## GIVEN REQUEST
How many of these lines hold the string "วนตำบลนางาม"? Answer with the number only.

Stored data entries
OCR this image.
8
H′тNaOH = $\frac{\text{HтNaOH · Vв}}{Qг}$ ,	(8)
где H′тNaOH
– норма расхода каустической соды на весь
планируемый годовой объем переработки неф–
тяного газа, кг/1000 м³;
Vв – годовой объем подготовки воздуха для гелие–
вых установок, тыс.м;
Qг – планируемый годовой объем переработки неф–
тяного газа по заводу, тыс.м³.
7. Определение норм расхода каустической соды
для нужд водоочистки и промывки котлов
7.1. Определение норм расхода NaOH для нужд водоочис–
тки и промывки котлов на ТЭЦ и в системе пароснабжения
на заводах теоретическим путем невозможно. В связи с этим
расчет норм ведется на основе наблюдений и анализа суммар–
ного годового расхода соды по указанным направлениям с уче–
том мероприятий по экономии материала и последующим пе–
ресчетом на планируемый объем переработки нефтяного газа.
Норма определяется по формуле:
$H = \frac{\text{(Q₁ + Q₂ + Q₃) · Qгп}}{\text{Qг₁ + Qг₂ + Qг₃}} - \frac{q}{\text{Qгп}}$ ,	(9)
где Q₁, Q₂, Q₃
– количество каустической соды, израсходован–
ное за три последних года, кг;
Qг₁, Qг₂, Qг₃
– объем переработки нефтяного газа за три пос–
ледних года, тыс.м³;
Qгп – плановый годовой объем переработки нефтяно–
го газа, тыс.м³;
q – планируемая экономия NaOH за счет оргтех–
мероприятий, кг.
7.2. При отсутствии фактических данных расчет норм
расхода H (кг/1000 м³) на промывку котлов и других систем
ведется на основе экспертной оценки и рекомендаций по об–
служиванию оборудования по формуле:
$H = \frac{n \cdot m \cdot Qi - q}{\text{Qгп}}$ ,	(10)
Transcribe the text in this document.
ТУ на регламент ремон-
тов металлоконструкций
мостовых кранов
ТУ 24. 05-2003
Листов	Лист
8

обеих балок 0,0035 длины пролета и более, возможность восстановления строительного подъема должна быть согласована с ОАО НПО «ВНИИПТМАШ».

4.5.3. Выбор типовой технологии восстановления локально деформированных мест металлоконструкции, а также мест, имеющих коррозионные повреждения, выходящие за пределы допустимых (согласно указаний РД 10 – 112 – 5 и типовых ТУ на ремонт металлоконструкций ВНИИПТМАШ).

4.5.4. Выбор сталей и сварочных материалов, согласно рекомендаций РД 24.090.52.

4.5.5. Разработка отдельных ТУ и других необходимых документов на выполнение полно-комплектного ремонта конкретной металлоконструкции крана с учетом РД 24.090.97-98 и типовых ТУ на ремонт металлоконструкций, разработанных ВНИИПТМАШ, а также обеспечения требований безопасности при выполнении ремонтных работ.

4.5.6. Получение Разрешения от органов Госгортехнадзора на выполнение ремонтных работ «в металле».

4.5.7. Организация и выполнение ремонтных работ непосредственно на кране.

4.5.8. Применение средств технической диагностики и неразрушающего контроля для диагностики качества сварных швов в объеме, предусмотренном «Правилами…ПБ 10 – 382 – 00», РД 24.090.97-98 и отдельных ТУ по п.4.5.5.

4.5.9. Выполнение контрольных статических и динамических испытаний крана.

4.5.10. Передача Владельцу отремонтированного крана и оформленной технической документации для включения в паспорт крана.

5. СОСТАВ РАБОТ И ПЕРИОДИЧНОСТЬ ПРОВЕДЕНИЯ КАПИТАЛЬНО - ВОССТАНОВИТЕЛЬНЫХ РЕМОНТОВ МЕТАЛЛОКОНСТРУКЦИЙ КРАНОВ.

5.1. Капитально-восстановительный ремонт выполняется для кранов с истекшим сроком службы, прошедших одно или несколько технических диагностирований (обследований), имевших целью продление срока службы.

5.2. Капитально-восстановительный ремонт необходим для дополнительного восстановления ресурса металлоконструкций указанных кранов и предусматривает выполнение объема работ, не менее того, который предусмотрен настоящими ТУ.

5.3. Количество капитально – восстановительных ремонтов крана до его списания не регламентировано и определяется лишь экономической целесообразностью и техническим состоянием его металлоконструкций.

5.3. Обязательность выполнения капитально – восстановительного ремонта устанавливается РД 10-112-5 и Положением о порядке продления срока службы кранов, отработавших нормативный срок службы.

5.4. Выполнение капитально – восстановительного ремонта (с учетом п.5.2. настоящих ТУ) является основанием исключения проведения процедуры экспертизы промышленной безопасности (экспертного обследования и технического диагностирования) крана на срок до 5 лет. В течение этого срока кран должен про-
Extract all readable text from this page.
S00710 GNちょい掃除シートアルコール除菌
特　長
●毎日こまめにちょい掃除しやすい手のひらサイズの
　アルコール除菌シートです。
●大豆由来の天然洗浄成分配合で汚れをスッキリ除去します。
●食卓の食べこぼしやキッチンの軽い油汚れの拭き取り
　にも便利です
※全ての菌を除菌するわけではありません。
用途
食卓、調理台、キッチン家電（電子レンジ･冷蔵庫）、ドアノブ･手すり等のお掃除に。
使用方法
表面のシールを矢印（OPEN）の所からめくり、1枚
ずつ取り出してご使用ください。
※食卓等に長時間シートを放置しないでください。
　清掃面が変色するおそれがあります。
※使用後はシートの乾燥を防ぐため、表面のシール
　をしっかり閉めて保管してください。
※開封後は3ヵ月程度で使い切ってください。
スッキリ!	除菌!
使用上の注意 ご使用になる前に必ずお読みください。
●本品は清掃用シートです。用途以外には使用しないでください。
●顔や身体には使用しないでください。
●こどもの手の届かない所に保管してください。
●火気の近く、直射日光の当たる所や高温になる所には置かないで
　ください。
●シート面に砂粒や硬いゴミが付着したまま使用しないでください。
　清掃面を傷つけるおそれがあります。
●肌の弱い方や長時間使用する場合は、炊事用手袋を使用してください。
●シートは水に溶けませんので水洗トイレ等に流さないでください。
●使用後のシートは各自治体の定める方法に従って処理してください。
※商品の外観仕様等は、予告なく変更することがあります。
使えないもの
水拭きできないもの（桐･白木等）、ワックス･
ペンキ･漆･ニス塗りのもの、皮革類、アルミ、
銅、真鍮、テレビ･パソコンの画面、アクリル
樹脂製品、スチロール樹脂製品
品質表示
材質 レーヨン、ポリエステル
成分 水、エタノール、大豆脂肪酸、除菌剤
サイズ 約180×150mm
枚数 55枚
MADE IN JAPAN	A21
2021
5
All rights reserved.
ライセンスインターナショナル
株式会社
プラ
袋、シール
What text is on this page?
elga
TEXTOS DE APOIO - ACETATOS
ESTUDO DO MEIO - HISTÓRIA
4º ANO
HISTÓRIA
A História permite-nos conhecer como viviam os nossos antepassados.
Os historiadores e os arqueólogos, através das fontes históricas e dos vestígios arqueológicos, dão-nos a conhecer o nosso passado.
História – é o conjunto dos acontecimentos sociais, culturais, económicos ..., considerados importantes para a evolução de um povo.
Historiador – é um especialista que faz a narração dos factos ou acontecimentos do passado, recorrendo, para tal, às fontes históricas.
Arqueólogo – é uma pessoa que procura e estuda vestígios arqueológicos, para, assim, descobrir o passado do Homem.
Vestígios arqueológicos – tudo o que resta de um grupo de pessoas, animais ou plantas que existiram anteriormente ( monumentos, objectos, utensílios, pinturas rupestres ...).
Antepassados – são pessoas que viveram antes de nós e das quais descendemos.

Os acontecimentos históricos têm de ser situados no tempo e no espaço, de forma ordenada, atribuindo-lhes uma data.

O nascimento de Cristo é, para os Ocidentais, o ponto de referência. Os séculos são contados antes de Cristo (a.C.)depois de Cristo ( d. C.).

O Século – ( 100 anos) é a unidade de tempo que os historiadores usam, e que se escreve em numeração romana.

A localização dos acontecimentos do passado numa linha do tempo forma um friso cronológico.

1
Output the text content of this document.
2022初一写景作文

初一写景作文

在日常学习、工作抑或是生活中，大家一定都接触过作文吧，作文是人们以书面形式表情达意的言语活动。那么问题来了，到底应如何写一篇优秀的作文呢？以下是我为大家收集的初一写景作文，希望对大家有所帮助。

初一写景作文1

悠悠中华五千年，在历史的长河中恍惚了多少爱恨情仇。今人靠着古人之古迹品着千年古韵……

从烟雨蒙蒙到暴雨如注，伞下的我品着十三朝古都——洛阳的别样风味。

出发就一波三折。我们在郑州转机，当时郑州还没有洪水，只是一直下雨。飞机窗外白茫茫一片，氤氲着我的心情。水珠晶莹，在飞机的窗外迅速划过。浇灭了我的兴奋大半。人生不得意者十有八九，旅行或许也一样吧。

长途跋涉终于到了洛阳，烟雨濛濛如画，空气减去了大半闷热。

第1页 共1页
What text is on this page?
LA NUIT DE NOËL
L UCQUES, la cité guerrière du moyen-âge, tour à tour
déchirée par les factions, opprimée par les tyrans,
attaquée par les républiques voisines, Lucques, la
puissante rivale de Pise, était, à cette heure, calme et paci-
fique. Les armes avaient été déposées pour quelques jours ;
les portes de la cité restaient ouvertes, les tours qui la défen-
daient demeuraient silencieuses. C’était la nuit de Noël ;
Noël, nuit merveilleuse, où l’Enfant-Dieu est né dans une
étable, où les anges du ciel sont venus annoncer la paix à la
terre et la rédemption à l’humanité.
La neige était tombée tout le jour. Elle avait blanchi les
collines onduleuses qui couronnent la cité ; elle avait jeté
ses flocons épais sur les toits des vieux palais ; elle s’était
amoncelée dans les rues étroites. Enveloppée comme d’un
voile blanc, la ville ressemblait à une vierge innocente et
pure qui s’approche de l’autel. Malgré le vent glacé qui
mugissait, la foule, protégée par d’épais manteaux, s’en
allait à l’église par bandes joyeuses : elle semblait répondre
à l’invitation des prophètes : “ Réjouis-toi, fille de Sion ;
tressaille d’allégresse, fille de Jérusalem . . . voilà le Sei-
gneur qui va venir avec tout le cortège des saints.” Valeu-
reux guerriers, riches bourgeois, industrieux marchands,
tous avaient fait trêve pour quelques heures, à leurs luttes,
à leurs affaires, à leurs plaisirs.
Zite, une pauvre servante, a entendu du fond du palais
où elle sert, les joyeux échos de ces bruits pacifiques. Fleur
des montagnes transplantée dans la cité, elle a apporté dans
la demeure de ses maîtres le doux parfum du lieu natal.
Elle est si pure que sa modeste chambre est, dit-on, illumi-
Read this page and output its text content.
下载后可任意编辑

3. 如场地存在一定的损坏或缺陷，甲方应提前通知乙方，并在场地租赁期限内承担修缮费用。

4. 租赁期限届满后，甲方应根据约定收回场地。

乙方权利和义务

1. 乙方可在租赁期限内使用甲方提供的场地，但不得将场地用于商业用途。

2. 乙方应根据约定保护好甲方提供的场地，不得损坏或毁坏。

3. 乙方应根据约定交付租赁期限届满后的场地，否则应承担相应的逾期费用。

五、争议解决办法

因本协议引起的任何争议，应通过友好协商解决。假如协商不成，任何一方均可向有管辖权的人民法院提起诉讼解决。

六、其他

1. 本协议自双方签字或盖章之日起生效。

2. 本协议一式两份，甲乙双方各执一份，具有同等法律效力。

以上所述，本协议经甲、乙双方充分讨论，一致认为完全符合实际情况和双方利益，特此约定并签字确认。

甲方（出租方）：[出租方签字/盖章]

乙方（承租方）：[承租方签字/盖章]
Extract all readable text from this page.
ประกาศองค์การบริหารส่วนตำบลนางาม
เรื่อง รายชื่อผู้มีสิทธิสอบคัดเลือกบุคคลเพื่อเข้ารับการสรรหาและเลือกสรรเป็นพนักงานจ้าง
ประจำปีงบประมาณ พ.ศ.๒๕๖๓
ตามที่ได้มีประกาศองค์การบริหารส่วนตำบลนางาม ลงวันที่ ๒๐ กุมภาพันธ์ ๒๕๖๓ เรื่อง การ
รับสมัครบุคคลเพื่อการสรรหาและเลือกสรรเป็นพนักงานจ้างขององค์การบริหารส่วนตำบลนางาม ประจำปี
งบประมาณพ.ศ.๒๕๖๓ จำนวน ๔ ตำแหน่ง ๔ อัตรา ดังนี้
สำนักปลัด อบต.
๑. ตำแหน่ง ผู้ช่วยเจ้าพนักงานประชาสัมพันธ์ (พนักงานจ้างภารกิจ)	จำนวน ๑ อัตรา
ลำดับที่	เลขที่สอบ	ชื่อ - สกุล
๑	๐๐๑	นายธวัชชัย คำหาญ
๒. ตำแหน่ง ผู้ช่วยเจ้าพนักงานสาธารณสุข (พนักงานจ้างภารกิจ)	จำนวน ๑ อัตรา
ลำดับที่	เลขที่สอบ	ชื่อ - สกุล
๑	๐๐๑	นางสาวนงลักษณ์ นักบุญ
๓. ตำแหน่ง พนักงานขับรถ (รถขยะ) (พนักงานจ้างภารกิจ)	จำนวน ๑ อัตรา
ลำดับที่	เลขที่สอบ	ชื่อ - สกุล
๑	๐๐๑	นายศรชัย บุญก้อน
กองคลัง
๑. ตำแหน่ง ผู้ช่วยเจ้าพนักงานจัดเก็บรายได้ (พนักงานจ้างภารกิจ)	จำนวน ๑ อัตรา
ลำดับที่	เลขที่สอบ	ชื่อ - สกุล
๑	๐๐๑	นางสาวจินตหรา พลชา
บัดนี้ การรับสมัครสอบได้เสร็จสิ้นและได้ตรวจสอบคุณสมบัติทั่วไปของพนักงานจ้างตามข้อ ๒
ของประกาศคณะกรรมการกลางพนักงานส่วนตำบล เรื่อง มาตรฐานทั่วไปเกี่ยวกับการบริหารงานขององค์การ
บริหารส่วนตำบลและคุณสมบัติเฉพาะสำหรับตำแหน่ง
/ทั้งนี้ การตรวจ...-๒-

## ANSWER
3